- [RAW DATA]
+--

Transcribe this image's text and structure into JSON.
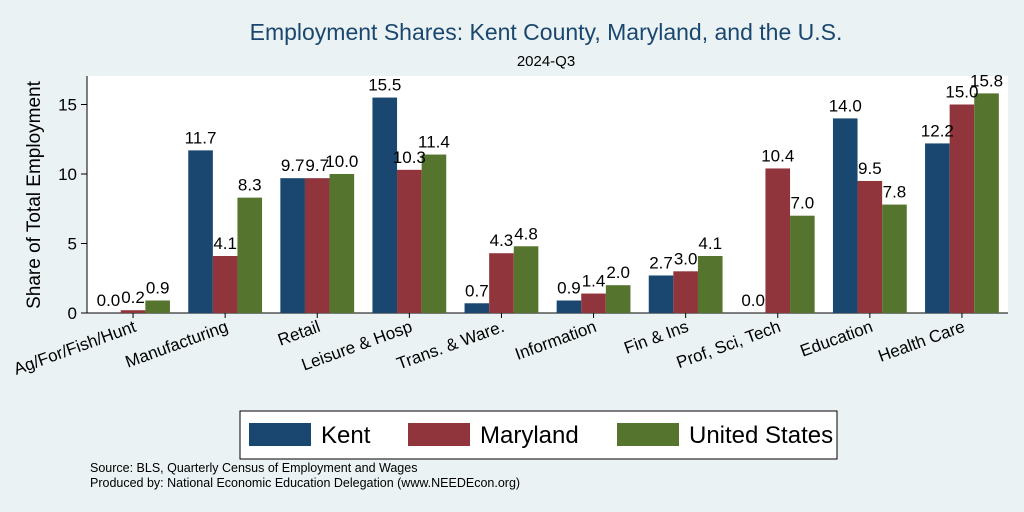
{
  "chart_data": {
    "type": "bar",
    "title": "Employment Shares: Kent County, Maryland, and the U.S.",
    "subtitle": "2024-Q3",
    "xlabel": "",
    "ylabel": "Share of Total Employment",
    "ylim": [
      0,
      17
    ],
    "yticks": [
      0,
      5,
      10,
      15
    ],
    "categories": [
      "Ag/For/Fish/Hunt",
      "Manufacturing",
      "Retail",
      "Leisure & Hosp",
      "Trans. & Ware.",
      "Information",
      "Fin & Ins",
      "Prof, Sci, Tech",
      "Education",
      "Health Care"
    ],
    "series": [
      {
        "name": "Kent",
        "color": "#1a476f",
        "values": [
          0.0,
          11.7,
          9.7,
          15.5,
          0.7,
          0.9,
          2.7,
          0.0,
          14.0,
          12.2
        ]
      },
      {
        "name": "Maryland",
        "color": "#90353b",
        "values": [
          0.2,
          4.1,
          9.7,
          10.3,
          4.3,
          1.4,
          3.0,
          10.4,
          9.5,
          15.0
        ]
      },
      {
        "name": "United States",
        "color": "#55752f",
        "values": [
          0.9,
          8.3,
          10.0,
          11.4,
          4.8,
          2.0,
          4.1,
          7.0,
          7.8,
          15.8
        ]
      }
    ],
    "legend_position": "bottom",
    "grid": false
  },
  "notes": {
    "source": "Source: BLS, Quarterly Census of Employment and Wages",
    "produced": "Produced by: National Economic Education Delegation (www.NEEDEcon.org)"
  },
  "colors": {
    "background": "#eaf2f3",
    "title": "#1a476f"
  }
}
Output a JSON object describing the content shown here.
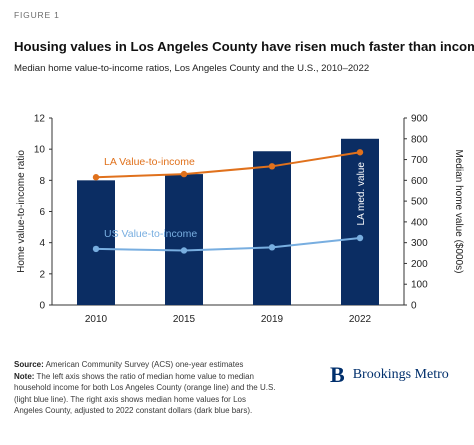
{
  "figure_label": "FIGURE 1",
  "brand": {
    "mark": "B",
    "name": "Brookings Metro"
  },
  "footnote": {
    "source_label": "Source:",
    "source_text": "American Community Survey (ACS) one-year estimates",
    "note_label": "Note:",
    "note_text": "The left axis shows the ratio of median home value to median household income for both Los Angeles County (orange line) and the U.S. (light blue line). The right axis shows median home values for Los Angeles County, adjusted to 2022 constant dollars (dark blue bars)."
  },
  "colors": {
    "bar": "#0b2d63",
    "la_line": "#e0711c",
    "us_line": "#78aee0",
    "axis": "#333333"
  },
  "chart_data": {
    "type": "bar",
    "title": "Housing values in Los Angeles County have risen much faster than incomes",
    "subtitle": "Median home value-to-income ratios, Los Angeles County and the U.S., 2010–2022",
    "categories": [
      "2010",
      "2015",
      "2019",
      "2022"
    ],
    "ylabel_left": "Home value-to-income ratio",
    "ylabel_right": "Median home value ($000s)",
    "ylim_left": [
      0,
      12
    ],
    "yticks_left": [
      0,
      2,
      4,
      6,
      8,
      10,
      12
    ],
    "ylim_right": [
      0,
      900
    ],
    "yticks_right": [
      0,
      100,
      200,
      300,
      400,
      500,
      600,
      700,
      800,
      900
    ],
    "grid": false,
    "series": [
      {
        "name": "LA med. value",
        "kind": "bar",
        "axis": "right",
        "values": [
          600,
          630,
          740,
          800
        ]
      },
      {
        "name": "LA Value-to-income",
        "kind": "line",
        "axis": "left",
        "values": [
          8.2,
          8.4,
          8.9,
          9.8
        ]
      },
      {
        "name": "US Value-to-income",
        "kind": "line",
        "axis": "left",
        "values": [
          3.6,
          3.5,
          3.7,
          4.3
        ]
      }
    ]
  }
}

+--

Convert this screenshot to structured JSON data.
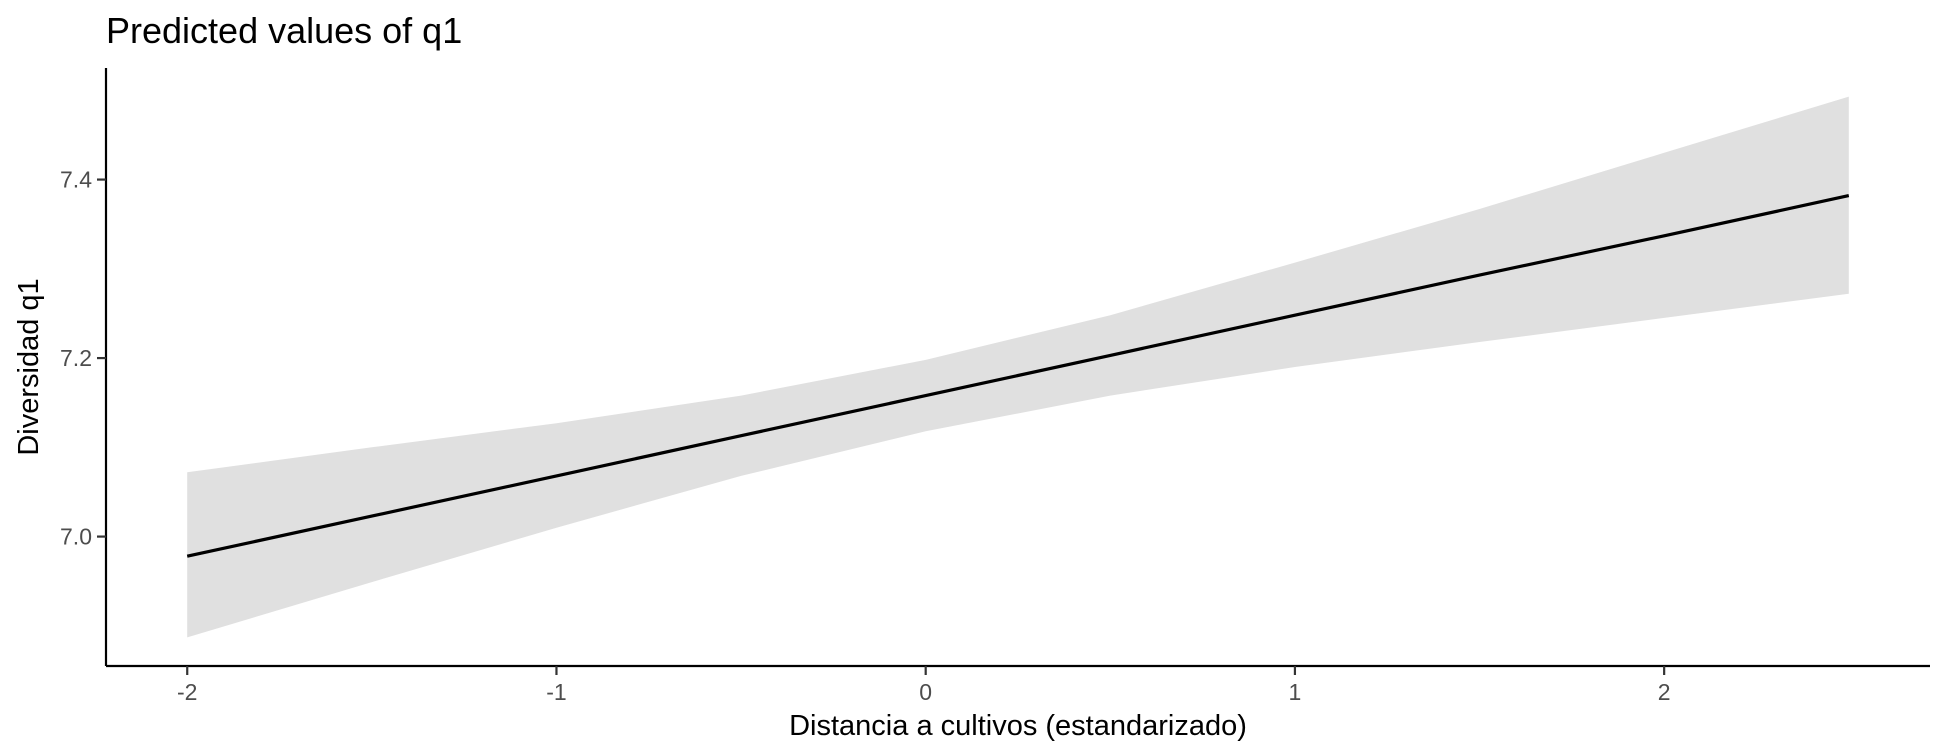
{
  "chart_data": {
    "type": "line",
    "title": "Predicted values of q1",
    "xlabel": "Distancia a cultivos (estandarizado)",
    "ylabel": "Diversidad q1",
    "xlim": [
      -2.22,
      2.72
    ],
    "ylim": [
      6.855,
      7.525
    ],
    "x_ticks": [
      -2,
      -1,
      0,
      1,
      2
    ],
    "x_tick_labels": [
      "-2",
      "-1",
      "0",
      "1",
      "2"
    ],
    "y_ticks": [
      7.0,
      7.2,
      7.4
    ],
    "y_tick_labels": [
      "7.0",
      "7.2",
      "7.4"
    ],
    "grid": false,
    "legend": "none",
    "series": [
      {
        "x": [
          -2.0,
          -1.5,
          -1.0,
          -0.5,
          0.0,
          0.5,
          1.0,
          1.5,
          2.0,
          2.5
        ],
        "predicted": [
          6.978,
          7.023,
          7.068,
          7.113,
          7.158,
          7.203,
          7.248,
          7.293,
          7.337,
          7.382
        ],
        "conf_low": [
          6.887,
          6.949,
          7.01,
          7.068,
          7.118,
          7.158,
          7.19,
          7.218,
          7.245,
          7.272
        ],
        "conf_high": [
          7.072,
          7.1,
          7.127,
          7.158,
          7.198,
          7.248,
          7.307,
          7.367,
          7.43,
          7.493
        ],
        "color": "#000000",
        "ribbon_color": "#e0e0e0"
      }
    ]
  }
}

+--

- [THE REQUEST] List every line above containing the word "County".

- [THE SOLUTION]
    "title": "Employment Shares: Kent County, Maryland, and the U.S.",
    "note_text": "The left axis shows the ratio of median home value to median household income for both Los Angeles County (orange line) and the U.S. (light blue line). The right axis shows median home values for Los Angeles County, adjusted to 2022 constant dollars (dark blue bars)."
    "title": "Housing values in Los Angeles County have risen much faster than incomes",
    "subtitle": "Median home value-to-income ratios, Los Angeles County and the U.S., 2010–2022",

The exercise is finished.